Transcribe all the entries word for word, omitting any pictures they contain.

- - -

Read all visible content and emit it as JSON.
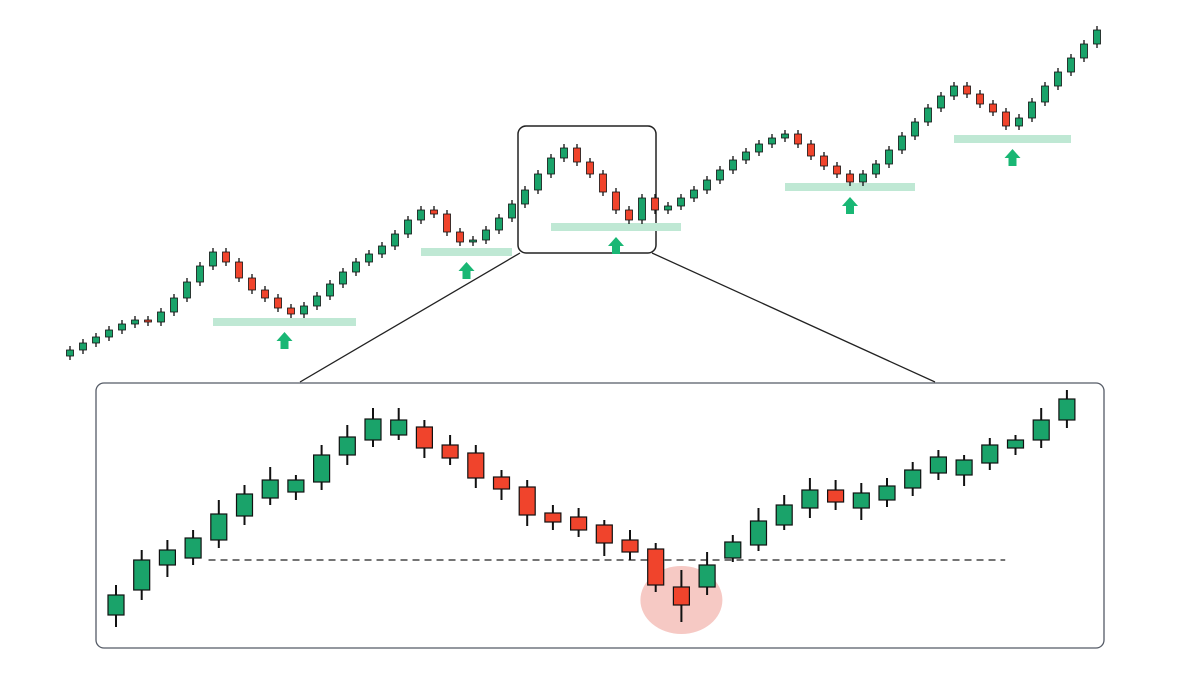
{
  "chart_data": [
    {
      "type": "candlestick",
      "up_color": "#1aa36a",
      "down_color": "#f0442c",
      "support_color": "#bfe8d4",
      "arrow_color": "#19b774",
      "ylim": [
        0,
        350
      ],
      "open": [
        14,
        20,
        27,
        33,
        40,
        46,
        50,
        48,
        58,
        72,
        88,
        104,
        118,
        108,
        92,
        80,
        72,
        62,
        56,
        64,
        74,
        86,
        98,
        108,
        116,
        124,
        136,
        150,
        160,
        156,
        138,
        128,
        130,
        140,
        152,
        166,
        180,
        196,
        212,
        222,
        208,
        196,
        178,
        160,
        150,
        172,
        160,
        164,
        172,
        180,
        190,
        200,
        210,
        218,
        226,
        232,
        236,
        226,
        214,
        204,
        196,
        188,
        196,
        206,
        220,
        234,
        248,
        262,
        274,
        284,
        276,
        266,
        258,
        244,
        252,
        268,
        284,
        298,
        312,
        326
      ],
      "high": [
        24,
        31,
        37,
        44,
        50,
        54,
        54,
        62,
        76,
        92,
        108,
        122,
        122,
        112,
        96,
        84,
        76,
        66,
        68,
        78,
        90,
        102,
        112,
        120,
        128,
        140,
        154,
        164,
        164,
        160,
        142,
        134,
        144,
        156,
        170,
        184,
        200,
        216,
        226,
        226,
        212,
        200,
        182,
        164,
        176,
        176,
        168,
        176,
        184,
        194,
        204,
        214,
        222,
        230,
        236,
        240,
        240,
        230,
        218,
        208,
        200,
        200,
        210,
        224,
        238,
        252,
        266,
        278,
        288,
        288,
        280,
        270,
        262,
        256,
        272,
        288,
        302,
        316,
        330,
        344
      ],
      "low": [
        10,
        16,
        23,
        29,
        36,
        42,
        44,
        44,
        54,
        68,
        84,
        100,
        104,
        88,
        76,
        68,
        58,
        52,
        52,
        60,
        70,
        82,
        94,
        104,
        112,
        120,
        132,
        146,
        152,
        134,
        124,
        124,
        126,
        136,
        148,
        162,
        176,
        192,
        208,
        204,
        192,
        174,
        156,
        146,
        146,
        156,
        156,
        160,
        168,
        176,
        186,
        196,
        206,
        214,
        222,
        228,
        222,
        210,
        200,
        192,
        184,
        184,
        192,
        202,
        216,
        230,
        244,
        258,
        270,
        272,
        262,
        254,
        240,
        240,
        248,
        264,
        280,
        294,
        308,
        322
      ],
      "close": [
        20,
        27,
        33,
        40,
        46,
        50,
        48,
        58,
        72,
        88,
        104,
        118,
        108,
        92,
        80,
        72,
        62,
        56,
        64,
        74,
        86,
        98,
        108,
        116,
        124,
        136,
        150,
        160,
        156,
        138,
        128,
        130,
        140,
        152,
        166,
        180,
        196,
        212,
        222,
        208,
        196,
        178,
        160,
        150,
        172,
        160,
        164,
        172,
        180,
        190,
        200,
        210,
        218,
        226,
        232,
        236,
        226,
        214,
        204,
        196,
        188,
        196,
        206,
        220,
        234,
        248,
        262,
        274,
        284,
        276,
        266,
        258,
        244,
        252,
        268,
        284,
        298,
        312,
        326,
        340
      ],
      "supports": [
        {
          "level": 48,
          "from": 11,
          "to": 22
        },
        {
          "level": 118,
          "from": 27,
          "to": 34
        },
        {
          "level": 143,
          "from": 37,
          "to": 47
        },
        {
          "level": 183,
          "from": 55,
          "to": 65
        },
        {
          "level": 231,
          "from": 68,
          "to": 77
        }
      ]
    },
    {
      "type": "candlestick",
      "up_color": "#1aa36a",
      "down_color": "#f0442c",
      "highlight_color": "#f6c9c4",
      "ylim": [
        0,
        260
      ],
      "open": [
        30,
        55,
        80,
        87,
        105,
        129,
        147,
        153,
        163,
        190,
        205,
        210,
        218,
        200,
        192,
        168,
        158,
        132,
        128,
        120,
        105,
        96,
        58,
        58,
        87,
        100,
        120,
        137,
        155,
        137,
        145,
        157,
        172,
        170,
        182,
        197,
        205,
        225
      ],
      "high": [
        60,
        95,
        105,
        115,
        145,
        160,
        178,
        170,
        200,
        220,
        237,
        237,
        225,
        210,
        200,
        175,
        165,
        140,
        137,
        125,
        115,
        102,
        75,
        93,
        110,
        137,
        150,
        167,
        165,
        162,
        167,
        183,
        195,
        190,
        207,
        210,
        237,
        255
      ],
      "low": [
        18,
        45,
        68,
        80,
        97,
        120,
        140,
        145,
        155,
        180,
        198,
        205,
        187,
        180,
        157,
        145,
        119,
        115,
        108,
        89,
        85,
        53,
        23,
        50,
        83,
        94,
        115,
        127,
        135,
        125,
        138,
        149,
        165,
        159,
        175,
        190,
        197,
        217
      ],
      "close": [
        50,
        85,
        95,
        107,
        131,
        151,
        165,
        165,
        190,
        208,
        226,
        225,
        197,
        187,
        167,
        156,
        130,
        123,
        115,
        102,
        93,
        60,
        40,
        80,
        103,
        124,
        140,
        155,
        143,
        152,
        159,
        175,
        188,
        185,
        200,
        205,
        225,
        246
      ],
      "reference_line": {
        "level": 85,
        "from": 3.6,
        "to": 34.6
      },
      "highlight": 22
    }
  ]
}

- - -

- **The output**:
Read all visible content and emit it as JSON.
{
  "chart_data": [
    {
      "type": "candlestick",
      "up_color": "#1aa36a",
      "down_color": "#f0442c",
      "support_color": "#bfe8d4",
      "arrow_color": "#19b774",
      "ylim": [
        0,
        350
      ],
      "open": [
        14,
        20,
        27,
        33,
        40,
        46,
        50,
        48,
        58,
        72,
        88,
        104,
        118,
        108,
        92,
        80,
        72,
        62,
        56,
        64,
        74,
        86,
        98,
        108,
        116,
        124,
        136,
        150,
        160,
        156,
        138,
        128,
        130,
        140,
        152,
        166,
        180,
        196,
        212,
        222,
        208,
        196,
        178,
        160,
        150,
        172,
        160,
        164,
        172,
        180,
        190,
        200,
        210,
        218,
        226,
        232,
        236,
        226,
        214,
        204,
        196,
        188,
        196,
        206,
        220,
        234,
        248,
        262,
        274,
        284,
        276,
        266,
        258,
        244,
        252,
        268,
        284,
        298,
        312,
        326
      ],
      "high": [
        24,
        31,
        37,
        44,
        50,
        54,
        54,
        62,
        76,
        92,
        108,
        122,
        122,
        112,
        96,
        84,
        76,
        66,
        68,
        78,
        90,
        102,
        112,
        120,
        128,
        140,
        154,
        164,
        164,
        160,
        142,
        134,
        144,
        156,
        170,
        184,
        200,
        216,
        226,
        226,
        212,
        200,
        182,
        164,
        176,
        176,
        168,
        176,
        184,
        194,
        204,
        214,
        222,
        230,
        236,
        240,
        240,
        230,
        218,
        208,
        200,
        200,
        210,
        224,
        238,
        252,
        266,
        278,
        288,
        288,
        280,
        270,
        262,
        256,
        272,
        288,
        302,
        316,
        330,
        344
      ],
      "low": [
        10,
        16,
        23,
        29,
        36,
        42,
        44,
        44,
        54,
        68,
        84,
        100,
        104,
        88,
        76,
        68,
        58,
        52,
        52,
        60,
        70,
        82,
        94,
        104,
        112,
        120,
        132,
        146,
        152,
        134,
        124,
        124,
        126,
        136,
        148,
        162,
        176,
        192,
        208,
        204,
        192,
        174,
        156,
        146,
        146,
        156,
        156,
        160,
        168,
        176,
        186,
        196,
        206,
        214,
        222,
        228,
        222,
        210,
        200,
        192,
        184,
        184,
        192,
        202,
        216,
        230,
        244,
        258,
        270,
        272,
        262,
        254,
        240,
        240,
        248,
        264,
        280,
        294,
        308,
        322
      ],
      "close": [
        20,
        27,
        33,
        40,
        46,
        50,
        48,
        58,
        72,
        88,
        104,
        118,
        108,
        92,
        80,
        72,
        62,
        56,
        64,
        74,
        86,
        98,
        108,
        116,
        124,
        136,
        150,
        160,
        156,
        138,
        128,
        130,
        140,
        152,
        166,
        180,
        196,
        212,
        222,
        208,
        196,
        178,
        160,
        150,
        172,
        160,
        164,
        172,
        180,
        190,
        200,
        210,
        218,
        226,
        232,
        236,
        226,
        214,
        204,
        196,
        188,
        196,
        206,
        220,
        234,
        248,
        262,
        274,
        284,
        276,
        266,
        258,
        244,
        252,
        268,
        284,
        298,
        312,
        326,
        340
      ],
      "supports": [
        {
          "level": 48,
          "from": 11,
          "to": 22
        },
        {
          "level": 118,
          "from": 27,
          "to": 34
        },
        {
          "level": 143,
          "from": 37,
          "to": 47
        },
        {
          "level": 183,
          "from": 55,
          "to": 65
        },
        {
          "level": 231,
          "from": 68,
          "to": 77
        }
      ]
    },
    {
      "type": "candlestick",
      "up_color": "#1aa36a",
      "down_color": "#f0442c",
      "highlight_color": "#f6c9c4",
      "ylim": [
        0,
        260
      ],
      "open": [
        30,
        55,
        80,
        87,
        105,
        129,
        147,
        153,
        163,
        190,
        205,
        210,
        218,
        200,
        192,
        168,
        158,
        132,
        128,
        120,
        105,
        96,
        58,
        58,
        87,
        100,
        120,
        137,
        155,
        137,
        145,
        157,
        172,
        170,
        182,
        197,
        205,
        225
      ],
      "high": [
        60,
        95,
        105,
        115,
        145,
        160,
        178,
        170,
        200,
        220,
        237,
        237,
        225,
        210,
        200,
        175,
        165,
        140,
        137,
        125,
        115,
        102,
        75,
        93,
        110,
        137,
        150,
        167,
        165,
        162,
        167,
        183,
        195,
        190,
        207,
        210,
        237,
        255
      ],
      "low": [
        18,
        45,
        68,
        80,
        97,
        120,
        140,
        145,
        155,
        180,
        198,
        205,
        187,
        180,
        157,
        145,
        119,
        115,
        108,
        89,
        85,
        53,
        23,
        50,
        83,
        94,
        115,
        127,
        135,
        125,
        138,
        149,
        165,
        159,
        175,
        190,
        197,
        217
      ],
      "close": [
        50,
        85,
        95,
        107,
        131,
        151,
        165,
        165,
        190,
        208,
        226,
        225,
        197,
        187,
        167,
        156,
        130,
        123,
        115,
        102,
        93,
        60,
        40,
        80,
        103,
        124,
        140,
        155,
        143,
        152,
        159,
        175,
        188,
        185,
        200,
        205,
        225,
        246
      ],
      "reference_line": {
        "level": 85,
        "from": 3.6,
        "to": 34.6
      },
      "highlight": 22
    }
  ]
}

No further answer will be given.